→ Objective: Which lines contain the string "values"? Please list every one of them.

Entries with figure data
* start *

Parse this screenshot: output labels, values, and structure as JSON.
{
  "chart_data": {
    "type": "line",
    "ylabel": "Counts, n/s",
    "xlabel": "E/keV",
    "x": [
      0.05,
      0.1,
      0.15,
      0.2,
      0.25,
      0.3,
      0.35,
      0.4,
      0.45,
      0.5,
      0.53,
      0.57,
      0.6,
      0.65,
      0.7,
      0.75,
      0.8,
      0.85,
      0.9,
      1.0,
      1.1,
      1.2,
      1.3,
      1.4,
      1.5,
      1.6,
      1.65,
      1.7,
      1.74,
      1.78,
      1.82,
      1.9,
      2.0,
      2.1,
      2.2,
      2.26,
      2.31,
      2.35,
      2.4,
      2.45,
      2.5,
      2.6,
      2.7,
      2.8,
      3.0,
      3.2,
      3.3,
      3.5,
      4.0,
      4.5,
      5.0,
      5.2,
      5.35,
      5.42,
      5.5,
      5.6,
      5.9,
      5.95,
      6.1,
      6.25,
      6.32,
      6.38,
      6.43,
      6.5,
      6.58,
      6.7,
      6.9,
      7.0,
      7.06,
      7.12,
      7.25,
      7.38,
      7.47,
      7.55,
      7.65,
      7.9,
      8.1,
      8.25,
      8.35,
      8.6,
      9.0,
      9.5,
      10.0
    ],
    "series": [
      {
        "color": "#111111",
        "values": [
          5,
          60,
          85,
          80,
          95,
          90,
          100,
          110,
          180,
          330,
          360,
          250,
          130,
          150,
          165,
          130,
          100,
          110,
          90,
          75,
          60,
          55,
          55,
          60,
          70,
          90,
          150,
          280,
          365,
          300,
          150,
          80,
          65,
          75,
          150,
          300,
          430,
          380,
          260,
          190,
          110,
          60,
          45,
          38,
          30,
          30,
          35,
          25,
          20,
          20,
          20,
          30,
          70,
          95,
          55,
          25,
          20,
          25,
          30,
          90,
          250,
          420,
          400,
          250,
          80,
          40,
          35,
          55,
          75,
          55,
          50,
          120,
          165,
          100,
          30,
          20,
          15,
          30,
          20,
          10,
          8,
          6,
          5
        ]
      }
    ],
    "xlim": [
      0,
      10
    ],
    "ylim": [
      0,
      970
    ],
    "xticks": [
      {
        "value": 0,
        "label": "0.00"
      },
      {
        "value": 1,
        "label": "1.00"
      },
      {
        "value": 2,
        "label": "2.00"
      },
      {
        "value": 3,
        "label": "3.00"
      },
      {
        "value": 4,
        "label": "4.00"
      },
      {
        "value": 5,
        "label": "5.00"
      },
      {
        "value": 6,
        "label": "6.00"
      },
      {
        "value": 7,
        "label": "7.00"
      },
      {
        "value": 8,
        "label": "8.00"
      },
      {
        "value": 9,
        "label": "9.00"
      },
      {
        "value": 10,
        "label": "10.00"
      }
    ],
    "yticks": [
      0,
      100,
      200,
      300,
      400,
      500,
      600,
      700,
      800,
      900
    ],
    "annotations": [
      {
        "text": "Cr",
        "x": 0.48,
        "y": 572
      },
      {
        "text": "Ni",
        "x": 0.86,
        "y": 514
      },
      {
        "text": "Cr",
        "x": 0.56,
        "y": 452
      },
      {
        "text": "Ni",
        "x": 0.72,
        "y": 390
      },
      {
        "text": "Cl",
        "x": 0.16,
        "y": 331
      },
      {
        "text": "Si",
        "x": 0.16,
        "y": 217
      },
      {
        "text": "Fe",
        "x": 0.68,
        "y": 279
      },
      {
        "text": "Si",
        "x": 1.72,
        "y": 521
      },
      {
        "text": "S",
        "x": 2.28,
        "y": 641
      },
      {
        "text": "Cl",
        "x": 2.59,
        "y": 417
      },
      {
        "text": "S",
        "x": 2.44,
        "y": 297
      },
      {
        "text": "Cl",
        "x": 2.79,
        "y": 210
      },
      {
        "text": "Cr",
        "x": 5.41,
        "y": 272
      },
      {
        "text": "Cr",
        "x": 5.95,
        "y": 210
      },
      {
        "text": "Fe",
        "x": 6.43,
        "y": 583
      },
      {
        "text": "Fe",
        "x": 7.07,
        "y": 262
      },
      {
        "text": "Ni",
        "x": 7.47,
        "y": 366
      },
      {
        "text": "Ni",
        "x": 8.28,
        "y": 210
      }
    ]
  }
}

* end *

→ Completed task:
Parse this screenshot: output labels, values, and structure as JSON.
        "values": [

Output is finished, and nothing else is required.